-- begin --
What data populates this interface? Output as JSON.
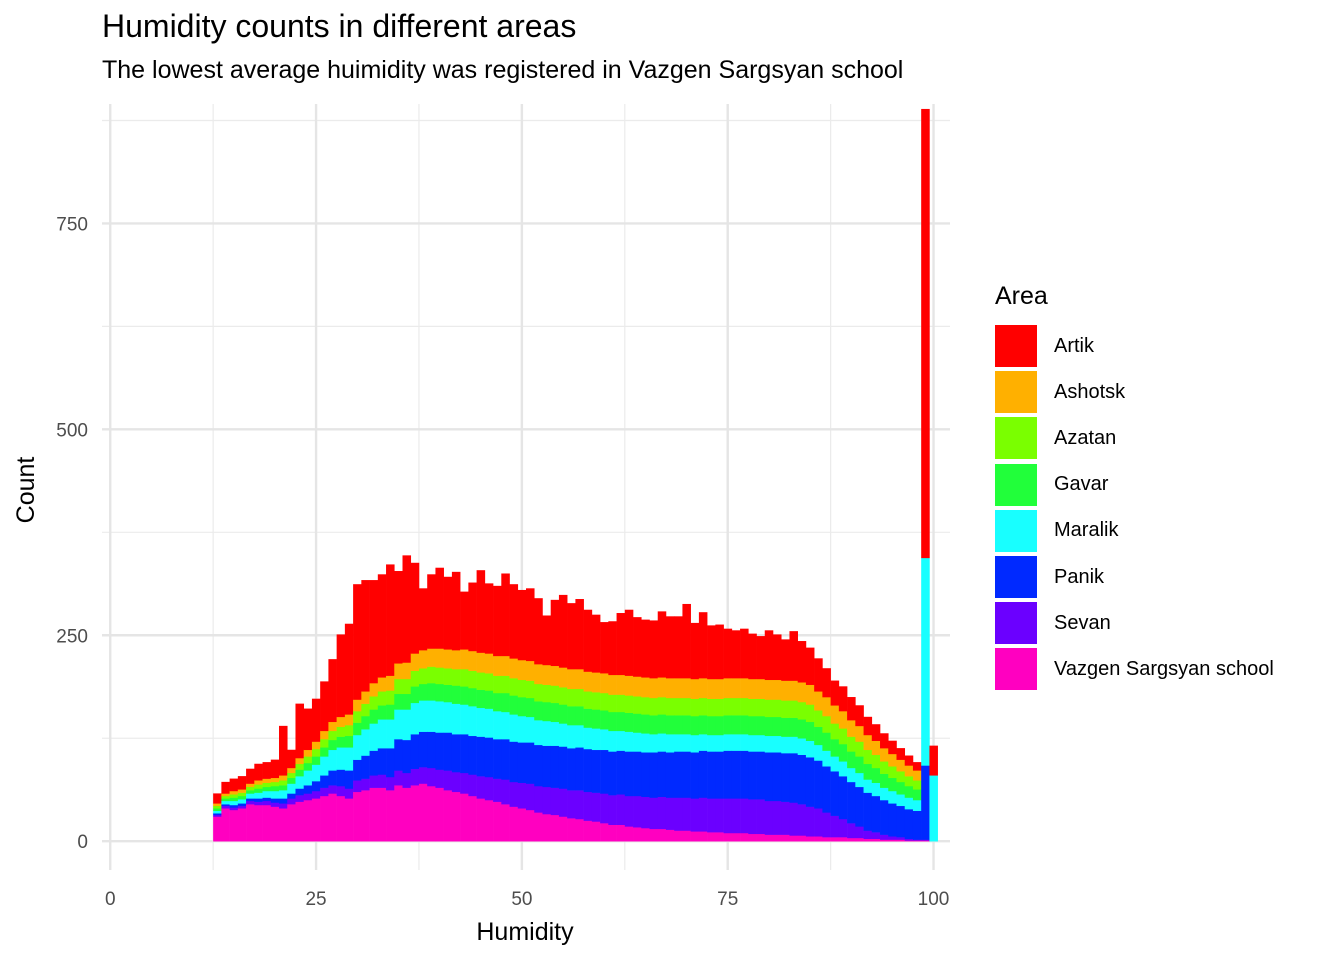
{
  "chart_data": {
    "type": "bar",
    "stacked": true,
    "title": "Humidity counts in different areas",
    "subtitle": "The lowest average huimidity was registered in Vazgen Sargsyan school",
    "xlabel": "Humidity",
    "ylabel": "Count",
    "xlim": [
      -1,
      102
    ],
    "ylim": [
      -35,
      895
    ],
    "x_ticks": [
      0,
      25,
      50,
      75,
      100
    ],
    "y_ticks": [
      0,
      250,
      500,
      750
    ],
    "grid": true,
    "legend_title": "Area",
    "legend_position": "right",
    "x": [
      13,
      14,
      15,
      16,
      17,
      18,
      19,
      20,
      21,
      22,
      23,
      24,
      25,
      26,
      27,
      28,
      29,
      30,
      31,
      32,
      33,
      34,
      35,
      36,
      37,
      38,
      39,
      40,
      41,
      42,
      43,
      44,
      45,
      46,
      47,
      48,
      49,
      50,
      51,
      52,
      53,
      54,
      55,
      56,
      57,
      58,
      59,
      60,
      61,
      62,
      63,
      64,
      65,
      66,
      67,
      68,
      69,
      70,
      71,
      72,
      73,
      74,
      75,
      76,
      77,
      78,
      79,
      80,
      81,
      82,
      83,
      84,
      85,
      86,
      87,
      88,
      89,
      90,
      91,
      92,
      93,
      94,
      95,
      96,
      97,
      98,
      99,
      100
    ],
    "series": [
      {
        "name": "Vazgen Sargsyan school",
        "color": "#FF00C0",
        "values": [
          30,
          40,
          38,
          40,
          45,
          44,
          44,
          42,
          40,
          45,
          48,
          50,
          52,
          55,
          58,
          55,
          52,
          60,
          62,
          65,
          65,
          62,
          68,
          65,
          68,
          70,
          67,
          65,
          62,
          60,
          58,
          55,
          52,
          50,
          48,
          45,
          42,
          40,
          38,
          35,
          33,
          32,
          30,
          28,
          27,
          25,
          24,
          22,
          20,
          20,
          18,
          17,
          16,
          15,
          15,
          14,
          13,
          13,
          12,
          12,
          11,
          11,
          10,
          10,
          10,
          9,
          9,
          8,
          8,
          8,
          7,
          7,
          6,
          6,
          5,
          5,
          5,
          4,
          4,
          3,
          3,
          2,
          2,
          2,
          1,
          1,
          1,
          0
        ]
      },
      {
        "name": "Sevan",
        "color": "#6B00FF",
        "values": [
          2,
          3,
          3,
          3,
          4,
          4,
          5,
          5,
          6,
          7,
          8,
          8,
          9,
          10,
          10,
          12,
          12,
          14,
          14,
          15,
          16,
          16,
          18,
          18,
          20,
          20,
          22,
          22,
          24,
          24,
          25,
          26,
          27,
          28,
          28,
          30,
          30,
          31,
          32,
          32,
          33,
          33,
          34,
          34,
          35,
          35,
          35,
          36,
          36,
          37,
          37,
          38,
          38,
          38,
          39,
          39,
          40,
          40,
          40,
          41,
          41,
          41,
          42,
          42,
          42,
          42,
          42,
          41,
          41,
          40,
          40,
          38,
          36,
          34,
          30,
          26,
          22,
          18,
          14,
          10,
          8,
          6,
          4,
          3,
          2,
          1,
          1,
          0
        ]
      },
      {
        "name": "Panik",
        "color": "#0029FF",
        "values": [
          2,
          2,
          3,
          3,
          3,
          4,
          4,
          5,
          6,
          6,
          8,
          10,
          12,
          15,
          18,
          20,
          22,
          25,
          28,
          30,
          32,
          35,
          38,
          40,
          42,
          43,
          44,
          45,
          46,
          46,
          47,
          47,
          48,
          48,
          48,
          49,
          49,
          49,
          50,
          50,
          50,
          51,
          51,
          51,
          52,
          52,
          52,
          53,
          53,
          53,
          54,
          54,
          54,
          55,
          55,
          55,
          56,
          56,
          56,
          57,
          57,
          57,
          58,
          58,
          58,
          58,
          58,
          59,
          59,
          59,
          60,
          60,
          60,
          58,
          56,
          54,
          52,
          50,
          48,
          46,
          44,
          42,
          40,
          38,
          36,
          35,
          90,
          0
        ]
      },
      {
        "name": "Maralik",
        "color": "#18FFFF",
        "values": [
          3,
          4,
          5,
          5,
          6,
          7,
          8,
          9,
          10,
          12,
          15,
          18,
          20,
          23,
          25,
          27,
          28,
          30,
          32,
          33,
          35,
          35,
          36,
          37,
          38,
          38,
          38,
          38,
          37,
          37,
          36,
          36,
          35,
          35,
          34,
          33,
          33,
          32,
          31,
          30,
          30,
          29,
          28,
          28,
          27,
          26,
          26,
          25,
          25,
          24,
          24,
          23,
          23,
          22,
          22,
          22,
          21,
          21,
          21,
          20,
          20,
          20,
          20,
          20,
          20,
          20,
          20,
          20,
          20,
          20,
          20,
          20,
          20,
          19,
          19,
          18,
          18,
          17,
          17,
          16,
          16,
          15,
          15,
          14,
          14,
          13,
          252,
          80
        ]
      },
      {
        "name": "Gavar",
        "color": "#21FF3A",
        "values": [
          3,
          3,
          4,
          4,
          4,
          5,
          5,
          6,
          6,
          7,
          8,
          9,
          10,
          11,
          12,
          13,
          14,
          15,
          16,
          17,
          17,
          18,
          19,
          19,
          20,
          20,
          21,
          21,
          21,
          22,
          22,
          22,
          22,
          22,
          22,
          23,
          23,
          23,
          23,
          23,
          23,
          23,
          23,
          23,
          23,
          23,
          23,
          23,
          23,
          23,
          23,
          23,
          23,
          23,
          23,
          23,
          23,
          23,
          23,
          23,
          23,
          23,
          23,
          23,
          23,
          23,
          23,
          23,
          23,
          23,
          23,
          23,
          23,
          22,
          22,
          21,
          21,
          20,
          20,
          19,
          18,
          17,
          16,
          15,
          14,
          13,
          0,
          0
        ]
      },
      {
        "name": "Azatan",
        "color": "#7AFF00",
        "values": [
          3,
          3,
          4,
          4,
          4,
          5,
          5,
          5,
          6,
          6,
          7,
          8,
          9,
          10,
          11,
          12,
          13,
          14,
          15,
          16,
          17,
          17,
          18,
          18,
          19,
          19,
          20,
          20,
          20,
          20,
          21,
          21,
          21,
          21,
          21,
          21,
          21,
          21,
          21,
          21,
          21,
          21,
          21,
          21,
          21,
          21,
          21,
          21,
          21,
          21,
          21,
          21,
          21,
          21,
          21,
          21,
          21,
          21,
          21,
          21,
          21,
          21,
          21,
          21,
          21,
          21,
          21,
          21,
          21,
          21,
          21,
          21,
          21,
          20,
          20,
          19,
          19,
          18,
          18,
          17,
          16,
          15,
          14,
          13,
          12,
          11,
          0,
          0
        ]
      },
      {
        "name": "Ashotsk",
        "color": "#FFB000",
        "values": [
          3,
          3,
          4,
          4,
          4,
          5,
          5,
          5,
          6,
          6,
          7,
          8,
          9,
          10,
          11,
          12,
          13,
          14,
          15,
          16,
          17,
          18,
          19,
          20,
          21,
          22,
          22,
          23,
          23,
          23,
          24,
          24,
          24,
          24,
          24,
          24,
          24,
          24,
          24,
          24,
          24,
          24,
          24,
          24,
          24,
          24,
          24,
          24,
          24,
          24,
          24,
          24,
          24,
          24,
          24,
          24,
          24,
          24,
          24,
          24,
          24,
          24,
          24,
          24,
          24,
          24,
          24,
          24,
          24,
          24,
          24,
          24,
          24,
          23,
          23,
          22,
          21,
          20,
          19,
          18,
          17,
          16,
          15,
          14,
          13,
          12,
          0,
          0
        ]
      },
      {
        "name": "Artik",
        "color": "#FF0000",
        "values": [
          12,
          14,
          15,
          16,
          18,
          20,
          20,
          22,
          60,
          22,
          66,
          50,
          52,
          60,
          76,
          100,
          110,
          140,
          135,
          125,
          125,
          135,
          112,
          130,
          110,
          75,
          90,
          98,
          88,
          95,
          70,
          83,
          100,
          85,
          85,
          100,
          90,
          85,
          88,
          80,
          60,
          80,
          88,
          80,
          85,
          75,
          70,
          62,
          65,
          75,
          80,
          72,
          70,
          70,
          80,
          75,
          75,
          90,
          68,
          80,
          65,
          66,
          60,
          58,
          60,
          55,
          52,
          60,
          55,
          50,
          60,
          50,
          45,
          40,
          35,
          30,
          30,
          28,
          25,
          22,
          20,
          18,
          16,
          14,
          12,
          10,
          545,
          36
        ]
      }
    ]
  }
}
-- end --
**WRITTEN INSTRUCTION:** Out of the preceding entries, pull every line containing the string "school".

**TASK OUTPUT:**
    "subtitle": "The lowest average huimidity was registered in Vazgen Sargsyan school",
        "name": "Vazgen Sargsyan school",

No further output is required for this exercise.